_What you are asked to do_
For the data below, work out how many lines include the string "color" and report only the number.

_Exercise materials_
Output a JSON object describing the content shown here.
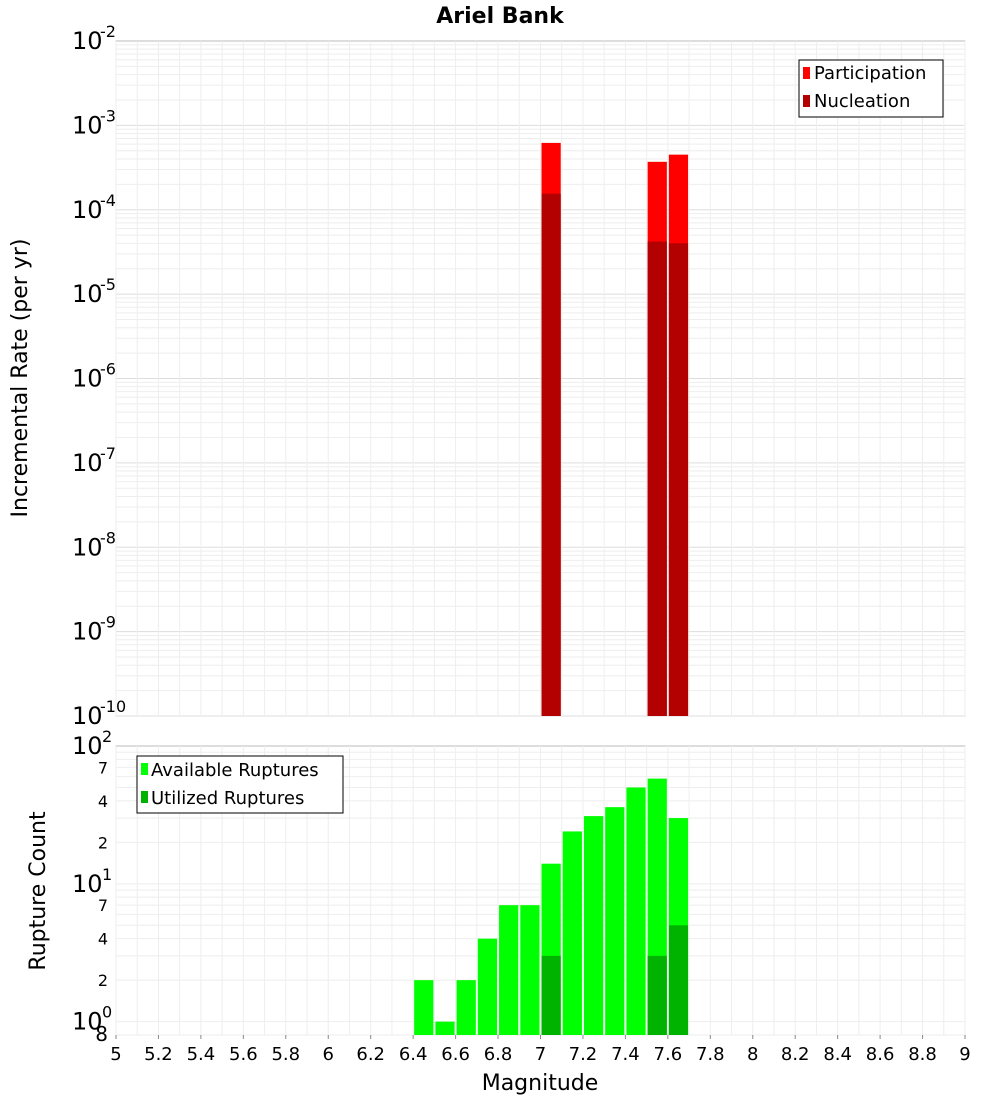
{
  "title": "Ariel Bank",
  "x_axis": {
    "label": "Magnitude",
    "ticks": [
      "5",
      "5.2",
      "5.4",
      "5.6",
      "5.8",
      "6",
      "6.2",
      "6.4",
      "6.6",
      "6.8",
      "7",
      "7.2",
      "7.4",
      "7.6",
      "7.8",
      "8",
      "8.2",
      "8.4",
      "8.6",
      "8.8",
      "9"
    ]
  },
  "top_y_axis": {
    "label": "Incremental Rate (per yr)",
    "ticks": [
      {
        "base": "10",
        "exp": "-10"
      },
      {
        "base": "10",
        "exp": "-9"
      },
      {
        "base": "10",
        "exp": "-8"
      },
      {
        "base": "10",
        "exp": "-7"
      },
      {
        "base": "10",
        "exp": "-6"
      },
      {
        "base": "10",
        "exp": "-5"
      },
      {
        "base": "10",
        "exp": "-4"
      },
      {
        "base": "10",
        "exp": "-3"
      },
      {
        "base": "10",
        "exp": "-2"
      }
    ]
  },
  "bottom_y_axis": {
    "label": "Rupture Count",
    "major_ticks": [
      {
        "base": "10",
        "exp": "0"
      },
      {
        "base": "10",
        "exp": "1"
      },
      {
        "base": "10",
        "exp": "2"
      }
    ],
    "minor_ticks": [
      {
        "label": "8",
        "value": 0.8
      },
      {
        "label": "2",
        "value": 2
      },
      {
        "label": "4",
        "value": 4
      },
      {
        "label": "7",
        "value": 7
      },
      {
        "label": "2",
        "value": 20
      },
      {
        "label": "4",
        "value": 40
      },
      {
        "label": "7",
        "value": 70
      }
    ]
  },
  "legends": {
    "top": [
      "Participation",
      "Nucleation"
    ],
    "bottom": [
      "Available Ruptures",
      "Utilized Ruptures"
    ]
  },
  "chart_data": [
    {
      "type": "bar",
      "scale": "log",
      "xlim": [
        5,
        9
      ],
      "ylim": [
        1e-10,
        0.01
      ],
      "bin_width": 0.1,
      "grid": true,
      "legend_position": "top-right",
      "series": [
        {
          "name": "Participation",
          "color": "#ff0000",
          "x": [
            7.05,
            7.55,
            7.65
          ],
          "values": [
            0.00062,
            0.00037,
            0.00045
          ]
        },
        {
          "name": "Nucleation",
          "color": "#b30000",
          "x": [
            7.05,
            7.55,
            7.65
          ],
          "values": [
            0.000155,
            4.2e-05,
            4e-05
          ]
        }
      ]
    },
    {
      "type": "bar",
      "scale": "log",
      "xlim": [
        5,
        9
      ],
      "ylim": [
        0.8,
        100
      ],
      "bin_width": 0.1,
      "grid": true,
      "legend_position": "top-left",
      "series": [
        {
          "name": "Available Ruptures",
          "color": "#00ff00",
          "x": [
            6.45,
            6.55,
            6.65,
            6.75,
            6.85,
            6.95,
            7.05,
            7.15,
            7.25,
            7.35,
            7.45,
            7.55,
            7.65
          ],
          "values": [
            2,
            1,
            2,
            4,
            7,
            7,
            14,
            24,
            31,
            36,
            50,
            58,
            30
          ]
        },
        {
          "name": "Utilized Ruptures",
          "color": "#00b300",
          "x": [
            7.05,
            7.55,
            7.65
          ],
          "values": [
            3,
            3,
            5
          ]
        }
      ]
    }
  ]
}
==
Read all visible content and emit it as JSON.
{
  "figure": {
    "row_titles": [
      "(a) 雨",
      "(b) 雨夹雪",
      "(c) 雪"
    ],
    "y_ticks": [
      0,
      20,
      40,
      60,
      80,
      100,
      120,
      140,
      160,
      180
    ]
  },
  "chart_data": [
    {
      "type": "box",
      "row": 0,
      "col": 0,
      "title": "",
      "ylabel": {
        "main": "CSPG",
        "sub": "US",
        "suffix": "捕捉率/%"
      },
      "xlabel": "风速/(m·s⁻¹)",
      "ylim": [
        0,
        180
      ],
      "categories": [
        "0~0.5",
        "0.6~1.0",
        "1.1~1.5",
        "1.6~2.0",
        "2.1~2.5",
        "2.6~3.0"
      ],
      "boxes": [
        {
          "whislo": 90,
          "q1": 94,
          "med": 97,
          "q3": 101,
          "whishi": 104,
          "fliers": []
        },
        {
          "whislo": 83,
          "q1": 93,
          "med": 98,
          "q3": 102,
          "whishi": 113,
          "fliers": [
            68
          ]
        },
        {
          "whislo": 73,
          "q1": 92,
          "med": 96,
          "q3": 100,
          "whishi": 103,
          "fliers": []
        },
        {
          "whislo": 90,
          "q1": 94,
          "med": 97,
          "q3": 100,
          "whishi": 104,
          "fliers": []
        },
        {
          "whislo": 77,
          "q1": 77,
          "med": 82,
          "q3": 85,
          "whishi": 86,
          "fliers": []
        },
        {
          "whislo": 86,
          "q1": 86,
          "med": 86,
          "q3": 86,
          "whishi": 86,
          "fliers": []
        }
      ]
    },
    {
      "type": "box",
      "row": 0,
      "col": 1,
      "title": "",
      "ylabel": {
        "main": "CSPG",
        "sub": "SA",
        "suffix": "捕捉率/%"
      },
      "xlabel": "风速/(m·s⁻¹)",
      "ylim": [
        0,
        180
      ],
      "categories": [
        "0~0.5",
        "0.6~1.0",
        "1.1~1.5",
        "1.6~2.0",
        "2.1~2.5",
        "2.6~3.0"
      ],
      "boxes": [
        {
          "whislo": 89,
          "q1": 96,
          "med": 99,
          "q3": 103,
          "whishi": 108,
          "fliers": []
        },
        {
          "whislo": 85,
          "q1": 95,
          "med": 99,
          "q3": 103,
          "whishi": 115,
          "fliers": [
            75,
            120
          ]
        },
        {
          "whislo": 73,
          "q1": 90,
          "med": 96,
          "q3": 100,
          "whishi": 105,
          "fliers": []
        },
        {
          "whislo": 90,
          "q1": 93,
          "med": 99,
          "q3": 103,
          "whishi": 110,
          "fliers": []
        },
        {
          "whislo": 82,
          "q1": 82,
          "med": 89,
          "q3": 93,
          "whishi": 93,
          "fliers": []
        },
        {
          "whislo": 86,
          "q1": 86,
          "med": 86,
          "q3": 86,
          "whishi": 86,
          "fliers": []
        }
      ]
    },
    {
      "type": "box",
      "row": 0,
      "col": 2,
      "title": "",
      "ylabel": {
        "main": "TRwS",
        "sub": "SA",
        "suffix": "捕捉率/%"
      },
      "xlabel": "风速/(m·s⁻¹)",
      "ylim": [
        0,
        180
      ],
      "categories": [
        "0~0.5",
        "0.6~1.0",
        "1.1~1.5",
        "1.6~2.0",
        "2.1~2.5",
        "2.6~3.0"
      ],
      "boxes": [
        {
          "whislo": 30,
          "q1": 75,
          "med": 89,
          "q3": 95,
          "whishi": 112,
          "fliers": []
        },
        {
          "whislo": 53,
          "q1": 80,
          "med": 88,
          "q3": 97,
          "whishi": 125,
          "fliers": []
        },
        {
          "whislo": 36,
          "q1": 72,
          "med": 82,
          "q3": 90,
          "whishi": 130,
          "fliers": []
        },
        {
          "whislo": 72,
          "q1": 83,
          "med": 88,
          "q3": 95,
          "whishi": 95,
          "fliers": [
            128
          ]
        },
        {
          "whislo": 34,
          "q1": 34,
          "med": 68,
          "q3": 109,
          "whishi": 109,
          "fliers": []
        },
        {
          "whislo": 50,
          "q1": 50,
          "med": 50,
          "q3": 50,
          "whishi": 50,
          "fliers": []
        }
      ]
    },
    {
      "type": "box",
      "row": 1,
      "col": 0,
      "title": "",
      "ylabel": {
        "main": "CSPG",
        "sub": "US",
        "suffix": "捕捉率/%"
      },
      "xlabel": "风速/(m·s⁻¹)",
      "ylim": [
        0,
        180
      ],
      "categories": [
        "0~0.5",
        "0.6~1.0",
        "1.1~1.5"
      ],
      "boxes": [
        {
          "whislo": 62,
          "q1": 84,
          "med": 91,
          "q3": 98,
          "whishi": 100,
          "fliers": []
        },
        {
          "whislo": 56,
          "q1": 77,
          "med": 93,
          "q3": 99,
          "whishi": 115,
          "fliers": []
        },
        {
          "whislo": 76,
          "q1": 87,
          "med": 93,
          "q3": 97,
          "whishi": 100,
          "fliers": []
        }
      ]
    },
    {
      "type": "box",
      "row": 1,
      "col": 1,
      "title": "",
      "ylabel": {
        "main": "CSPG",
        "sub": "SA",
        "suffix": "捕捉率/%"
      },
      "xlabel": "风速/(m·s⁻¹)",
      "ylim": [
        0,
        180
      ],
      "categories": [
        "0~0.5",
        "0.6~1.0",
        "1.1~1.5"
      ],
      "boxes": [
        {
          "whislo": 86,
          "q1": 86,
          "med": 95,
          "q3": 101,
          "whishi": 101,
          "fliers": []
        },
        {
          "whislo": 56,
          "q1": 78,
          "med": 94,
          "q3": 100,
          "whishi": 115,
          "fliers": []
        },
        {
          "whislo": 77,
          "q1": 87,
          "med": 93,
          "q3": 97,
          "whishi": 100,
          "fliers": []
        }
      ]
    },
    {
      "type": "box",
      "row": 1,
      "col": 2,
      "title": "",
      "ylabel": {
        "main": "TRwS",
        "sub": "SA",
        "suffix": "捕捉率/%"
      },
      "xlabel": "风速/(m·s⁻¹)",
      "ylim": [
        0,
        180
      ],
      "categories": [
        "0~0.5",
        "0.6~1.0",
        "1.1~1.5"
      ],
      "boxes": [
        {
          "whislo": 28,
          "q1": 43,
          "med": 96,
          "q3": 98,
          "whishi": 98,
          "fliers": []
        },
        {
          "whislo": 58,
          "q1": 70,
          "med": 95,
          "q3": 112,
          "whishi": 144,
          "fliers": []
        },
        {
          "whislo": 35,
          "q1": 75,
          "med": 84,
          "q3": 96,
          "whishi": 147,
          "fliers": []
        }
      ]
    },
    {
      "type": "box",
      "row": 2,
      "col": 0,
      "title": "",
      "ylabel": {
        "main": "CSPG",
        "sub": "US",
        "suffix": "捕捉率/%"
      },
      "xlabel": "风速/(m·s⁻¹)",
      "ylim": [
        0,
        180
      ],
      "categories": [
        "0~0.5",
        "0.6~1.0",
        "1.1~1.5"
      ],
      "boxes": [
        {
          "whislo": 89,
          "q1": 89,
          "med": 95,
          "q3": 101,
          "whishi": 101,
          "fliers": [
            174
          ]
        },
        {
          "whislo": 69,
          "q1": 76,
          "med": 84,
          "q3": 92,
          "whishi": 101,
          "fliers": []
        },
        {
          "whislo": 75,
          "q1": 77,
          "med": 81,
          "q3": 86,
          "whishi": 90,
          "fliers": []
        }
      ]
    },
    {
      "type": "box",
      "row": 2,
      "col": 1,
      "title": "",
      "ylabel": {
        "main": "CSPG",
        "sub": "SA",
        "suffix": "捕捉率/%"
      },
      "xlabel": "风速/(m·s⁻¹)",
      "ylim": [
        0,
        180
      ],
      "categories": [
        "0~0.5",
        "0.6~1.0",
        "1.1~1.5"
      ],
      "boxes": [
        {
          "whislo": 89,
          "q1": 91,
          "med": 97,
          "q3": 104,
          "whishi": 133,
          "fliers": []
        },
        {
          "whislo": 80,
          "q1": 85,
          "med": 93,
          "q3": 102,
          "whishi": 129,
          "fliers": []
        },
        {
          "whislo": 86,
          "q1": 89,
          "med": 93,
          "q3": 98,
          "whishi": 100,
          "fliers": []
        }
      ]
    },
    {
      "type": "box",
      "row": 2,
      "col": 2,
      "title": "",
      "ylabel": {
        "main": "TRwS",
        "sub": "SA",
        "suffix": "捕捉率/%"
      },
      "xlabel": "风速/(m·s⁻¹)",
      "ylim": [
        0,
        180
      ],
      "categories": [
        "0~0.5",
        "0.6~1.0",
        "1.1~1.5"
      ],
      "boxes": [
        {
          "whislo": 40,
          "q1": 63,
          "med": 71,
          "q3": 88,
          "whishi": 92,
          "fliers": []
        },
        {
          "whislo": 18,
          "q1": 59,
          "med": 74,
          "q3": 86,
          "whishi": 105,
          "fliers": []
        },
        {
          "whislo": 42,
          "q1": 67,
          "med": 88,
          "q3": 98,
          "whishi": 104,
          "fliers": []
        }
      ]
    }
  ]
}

_Answer to this problem_
4